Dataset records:
+ + +

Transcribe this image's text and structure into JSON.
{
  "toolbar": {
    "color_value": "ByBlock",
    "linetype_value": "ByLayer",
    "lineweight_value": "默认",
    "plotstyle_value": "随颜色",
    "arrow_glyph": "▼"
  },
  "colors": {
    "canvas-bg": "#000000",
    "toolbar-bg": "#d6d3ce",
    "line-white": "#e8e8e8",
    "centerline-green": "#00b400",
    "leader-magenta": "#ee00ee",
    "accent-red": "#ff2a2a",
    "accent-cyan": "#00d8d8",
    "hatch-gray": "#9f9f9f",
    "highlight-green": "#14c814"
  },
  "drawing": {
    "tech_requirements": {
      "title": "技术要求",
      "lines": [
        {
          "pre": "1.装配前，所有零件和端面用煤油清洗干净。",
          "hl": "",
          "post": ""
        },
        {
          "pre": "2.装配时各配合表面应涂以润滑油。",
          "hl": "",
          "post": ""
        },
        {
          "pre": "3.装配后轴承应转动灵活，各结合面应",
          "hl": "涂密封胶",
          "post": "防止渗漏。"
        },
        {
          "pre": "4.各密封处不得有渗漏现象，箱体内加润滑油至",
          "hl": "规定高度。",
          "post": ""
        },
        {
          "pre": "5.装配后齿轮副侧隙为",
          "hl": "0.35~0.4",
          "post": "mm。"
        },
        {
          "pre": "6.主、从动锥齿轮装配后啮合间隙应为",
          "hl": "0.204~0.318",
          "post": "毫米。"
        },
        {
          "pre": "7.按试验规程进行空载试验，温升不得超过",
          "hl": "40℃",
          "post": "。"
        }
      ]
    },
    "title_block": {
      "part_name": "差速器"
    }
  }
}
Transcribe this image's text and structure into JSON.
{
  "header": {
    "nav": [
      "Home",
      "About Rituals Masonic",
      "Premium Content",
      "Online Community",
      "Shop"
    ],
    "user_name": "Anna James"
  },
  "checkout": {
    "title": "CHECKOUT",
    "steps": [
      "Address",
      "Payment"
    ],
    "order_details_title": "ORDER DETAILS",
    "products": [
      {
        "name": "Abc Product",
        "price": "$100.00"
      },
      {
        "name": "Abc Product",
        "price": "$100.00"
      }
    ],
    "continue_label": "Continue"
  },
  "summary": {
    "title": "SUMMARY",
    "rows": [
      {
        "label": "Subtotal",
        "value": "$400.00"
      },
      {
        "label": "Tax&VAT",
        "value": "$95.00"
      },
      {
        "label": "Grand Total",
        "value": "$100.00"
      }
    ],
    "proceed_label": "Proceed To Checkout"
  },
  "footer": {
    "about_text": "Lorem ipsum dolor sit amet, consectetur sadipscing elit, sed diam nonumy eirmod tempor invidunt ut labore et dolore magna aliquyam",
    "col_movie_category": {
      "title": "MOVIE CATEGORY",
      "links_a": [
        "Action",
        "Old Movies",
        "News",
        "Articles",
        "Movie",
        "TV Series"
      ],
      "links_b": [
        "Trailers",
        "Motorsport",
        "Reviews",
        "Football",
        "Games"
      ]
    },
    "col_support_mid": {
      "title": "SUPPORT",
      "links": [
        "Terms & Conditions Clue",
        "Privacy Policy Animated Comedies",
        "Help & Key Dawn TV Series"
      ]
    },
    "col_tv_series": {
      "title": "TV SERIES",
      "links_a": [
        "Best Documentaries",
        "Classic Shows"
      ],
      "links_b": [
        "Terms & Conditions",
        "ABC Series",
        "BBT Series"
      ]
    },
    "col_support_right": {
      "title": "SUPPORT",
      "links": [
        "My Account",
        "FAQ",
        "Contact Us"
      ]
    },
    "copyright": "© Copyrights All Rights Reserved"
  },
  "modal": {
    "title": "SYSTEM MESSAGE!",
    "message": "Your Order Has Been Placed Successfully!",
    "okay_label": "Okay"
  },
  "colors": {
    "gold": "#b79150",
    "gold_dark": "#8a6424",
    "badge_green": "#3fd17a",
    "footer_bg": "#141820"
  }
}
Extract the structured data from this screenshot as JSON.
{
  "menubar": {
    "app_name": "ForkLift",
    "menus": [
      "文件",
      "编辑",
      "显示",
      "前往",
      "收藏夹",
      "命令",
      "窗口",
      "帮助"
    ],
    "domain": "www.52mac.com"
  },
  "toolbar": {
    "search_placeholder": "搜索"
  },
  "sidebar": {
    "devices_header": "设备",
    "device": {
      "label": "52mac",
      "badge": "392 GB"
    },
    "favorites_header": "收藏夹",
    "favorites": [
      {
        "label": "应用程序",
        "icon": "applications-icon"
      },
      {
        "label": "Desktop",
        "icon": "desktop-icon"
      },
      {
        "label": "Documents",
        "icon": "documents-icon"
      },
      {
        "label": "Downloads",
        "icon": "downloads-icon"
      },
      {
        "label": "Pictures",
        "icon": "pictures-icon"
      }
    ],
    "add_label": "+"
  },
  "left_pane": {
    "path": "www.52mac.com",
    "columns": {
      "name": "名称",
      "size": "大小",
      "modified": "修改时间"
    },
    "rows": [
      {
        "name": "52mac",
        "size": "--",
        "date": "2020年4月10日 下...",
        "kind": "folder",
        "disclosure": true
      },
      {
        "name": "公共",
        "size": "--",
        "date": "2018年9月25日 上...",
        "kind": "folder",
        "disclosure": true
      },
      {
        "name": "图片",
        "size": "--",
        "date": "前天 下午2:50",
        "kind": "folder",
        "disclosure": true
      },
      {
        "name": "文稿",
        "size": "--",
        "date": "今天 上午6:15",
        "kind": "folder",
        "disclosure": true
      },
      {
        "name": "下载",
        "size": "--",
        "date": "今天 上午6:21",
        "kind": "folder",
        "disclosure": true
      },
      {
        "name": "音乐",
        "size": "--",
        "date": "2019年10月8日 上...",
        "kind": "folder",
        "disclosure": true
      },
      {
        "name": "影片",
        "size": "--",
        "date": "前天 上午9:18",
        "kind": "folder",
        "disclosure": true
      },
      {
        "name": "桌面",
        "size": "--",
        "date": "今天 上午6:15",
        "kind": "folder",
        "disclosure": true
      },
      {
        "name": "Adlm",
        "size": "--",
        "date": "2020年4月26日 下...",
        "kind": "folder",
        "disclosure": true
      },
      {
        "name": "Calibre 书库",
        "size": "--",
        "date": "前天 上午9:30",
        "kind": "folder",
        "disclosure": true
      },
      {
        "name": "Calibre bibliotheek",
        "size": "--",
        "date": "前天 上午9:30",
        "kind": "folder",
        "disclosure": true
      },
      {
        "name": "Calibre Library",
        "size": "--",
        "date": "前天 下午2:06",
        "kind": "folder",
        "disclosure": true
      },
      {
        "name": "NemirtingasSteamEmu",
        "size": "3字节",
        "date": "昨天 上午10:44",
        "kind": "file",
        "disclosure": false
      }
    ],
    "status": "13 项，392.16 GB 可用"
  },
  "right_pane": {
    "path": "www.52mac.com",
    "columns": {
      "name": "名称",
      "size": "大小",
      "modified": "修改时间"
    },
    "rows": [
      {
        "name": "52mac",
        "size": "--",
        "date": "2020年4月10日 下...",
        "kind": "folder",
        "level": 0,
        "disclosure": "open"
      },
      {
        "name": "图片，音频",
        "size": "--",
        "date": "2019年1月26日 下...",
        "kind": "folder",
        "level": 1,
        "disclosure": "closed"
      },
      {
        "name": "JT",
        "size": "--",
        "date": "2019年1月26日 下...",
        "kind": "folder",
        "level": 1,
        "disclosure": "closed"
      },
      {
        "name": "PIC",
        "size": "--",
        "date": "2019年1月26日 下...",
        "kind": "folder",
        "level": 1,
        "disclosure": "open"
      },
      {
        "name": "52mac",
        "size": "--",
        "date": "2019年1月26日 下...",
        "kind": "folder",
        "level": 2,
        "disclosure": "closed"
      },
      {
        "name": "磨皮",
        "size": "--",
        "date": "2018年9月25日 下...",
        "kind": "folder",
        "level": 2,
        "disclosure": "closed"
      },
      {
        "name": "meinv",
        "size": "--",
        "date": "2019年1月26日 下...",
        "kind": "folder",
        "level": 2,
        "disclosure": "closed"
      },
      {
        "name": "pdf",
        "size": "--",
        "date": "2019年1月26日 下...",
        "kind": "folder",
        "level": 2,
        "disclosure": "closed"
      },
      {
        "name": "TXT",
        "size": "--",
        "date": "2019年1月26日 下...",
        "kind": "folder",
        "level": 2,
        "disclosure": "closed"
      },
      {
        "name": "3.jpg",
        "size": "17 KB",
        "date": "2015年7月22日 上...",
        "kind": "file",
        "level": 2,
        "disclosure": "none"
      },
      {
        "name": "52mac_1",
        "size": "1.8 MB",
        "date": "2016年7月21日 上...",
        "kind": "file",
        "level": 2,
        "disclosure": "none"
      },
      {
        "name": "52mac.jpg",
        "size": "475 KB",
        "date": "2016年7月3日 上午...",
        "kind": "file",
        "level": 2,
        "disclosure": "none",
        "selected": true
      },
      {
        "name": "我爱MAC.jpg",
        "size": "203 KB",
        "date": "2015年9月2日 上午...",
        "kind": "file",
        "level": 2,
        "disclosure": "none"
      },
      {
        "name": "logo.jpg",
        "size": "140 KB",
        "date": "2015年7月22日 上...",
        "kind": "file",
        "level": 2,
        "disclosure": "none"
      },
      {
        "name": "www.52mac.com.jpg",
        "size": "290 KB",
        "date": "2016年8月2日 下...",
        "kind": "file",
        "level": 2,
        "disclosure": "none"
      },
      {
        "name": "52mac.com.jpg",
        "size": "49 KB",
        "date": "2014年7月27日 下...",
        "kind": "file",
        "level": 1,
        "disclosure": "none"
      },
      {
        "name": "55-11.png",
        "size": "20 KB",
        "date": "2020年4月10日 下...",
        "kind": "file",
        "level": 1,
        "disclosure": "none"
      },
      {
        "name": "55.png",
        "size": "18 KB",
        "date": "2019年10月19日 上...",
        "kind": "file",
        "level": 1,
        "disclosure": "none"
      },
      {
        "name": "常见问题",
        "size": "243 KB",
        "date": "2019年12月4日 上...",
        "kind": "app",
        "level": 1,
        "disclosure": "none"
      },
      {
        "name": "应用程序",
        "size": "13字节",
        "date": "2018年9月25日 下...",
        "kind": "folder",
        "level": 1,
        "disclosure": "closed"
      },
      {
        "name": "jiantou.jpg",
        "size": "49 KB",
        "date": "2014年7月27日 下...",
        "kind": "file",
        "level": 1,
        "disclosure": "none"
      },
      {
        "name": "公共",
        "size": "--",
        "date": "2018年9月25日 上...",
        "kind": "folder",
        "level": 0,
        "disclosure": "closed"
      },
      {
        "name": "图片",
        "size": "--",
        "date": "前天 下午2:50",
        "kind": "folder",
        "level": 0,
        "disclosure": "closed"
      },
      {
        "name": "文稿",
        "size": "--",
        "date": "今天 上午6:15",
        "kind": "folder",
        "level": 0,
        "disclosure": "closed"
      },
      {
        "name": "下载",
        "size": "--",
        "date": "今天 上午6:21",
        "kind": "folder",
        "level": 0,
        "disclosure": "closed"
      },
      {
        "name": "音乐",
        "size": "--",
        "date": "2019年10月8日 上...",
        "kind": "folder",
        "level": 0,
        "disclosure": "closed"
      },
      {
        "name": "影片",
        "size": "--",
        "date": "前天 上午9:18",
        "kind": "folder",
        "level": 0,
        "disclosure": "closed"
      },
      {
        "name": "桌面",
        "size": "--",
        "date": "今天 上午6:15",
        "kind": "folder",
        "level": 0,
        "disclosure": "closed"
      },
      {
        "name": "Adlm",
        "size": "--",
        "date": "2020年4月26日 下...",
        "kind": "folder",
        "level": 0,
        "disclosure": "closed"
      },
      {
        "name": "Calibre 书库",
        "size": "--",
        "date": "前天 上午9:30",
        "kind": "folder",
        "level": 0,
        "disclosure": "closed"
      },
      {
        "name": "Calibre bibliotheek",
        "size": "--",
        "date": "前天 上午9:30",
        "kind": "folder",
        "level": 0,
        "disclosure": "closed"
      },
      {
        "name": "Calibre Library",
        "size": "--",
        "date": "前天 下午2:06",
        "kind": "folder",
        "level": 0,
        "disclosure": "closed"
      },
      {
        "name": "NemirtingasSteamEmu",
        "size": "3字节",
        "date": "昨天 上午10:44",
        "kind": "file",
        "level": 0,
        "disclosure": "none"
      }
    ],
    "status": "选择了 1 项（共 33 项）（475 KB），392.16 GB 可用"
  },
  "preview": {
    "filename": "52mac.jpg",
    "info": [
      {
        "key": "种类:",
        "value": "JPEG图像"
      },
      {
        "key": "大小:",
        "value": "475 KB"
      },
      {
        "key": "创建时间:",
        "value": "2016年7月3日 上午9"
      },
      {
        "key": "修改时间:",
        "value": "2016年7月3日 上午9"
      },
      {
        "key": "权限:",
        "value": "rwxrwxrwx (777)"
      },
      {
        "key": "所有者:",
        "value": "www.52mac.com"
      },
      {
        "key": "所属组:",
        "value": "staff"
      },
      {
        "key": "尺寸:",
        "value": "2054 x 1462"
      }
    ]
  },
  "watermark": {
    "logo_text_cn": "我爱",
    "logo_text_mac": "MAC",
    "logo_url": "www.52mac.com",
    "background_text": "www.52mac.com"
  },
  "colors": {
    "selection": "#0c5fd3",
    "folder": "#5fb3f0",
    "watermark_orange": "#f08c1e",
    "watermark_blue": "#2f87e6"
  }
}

+ + +

● Exercise objective:
Check each line above for the word "icon" and copy the ones that have it.

● Answer to the task:
        "icon": "applications-icon"
        "icon": "desktop-icon"
        "icon": "documents-icon"
        "icon": "downloads-icon"
        "icon": "pictures-icon"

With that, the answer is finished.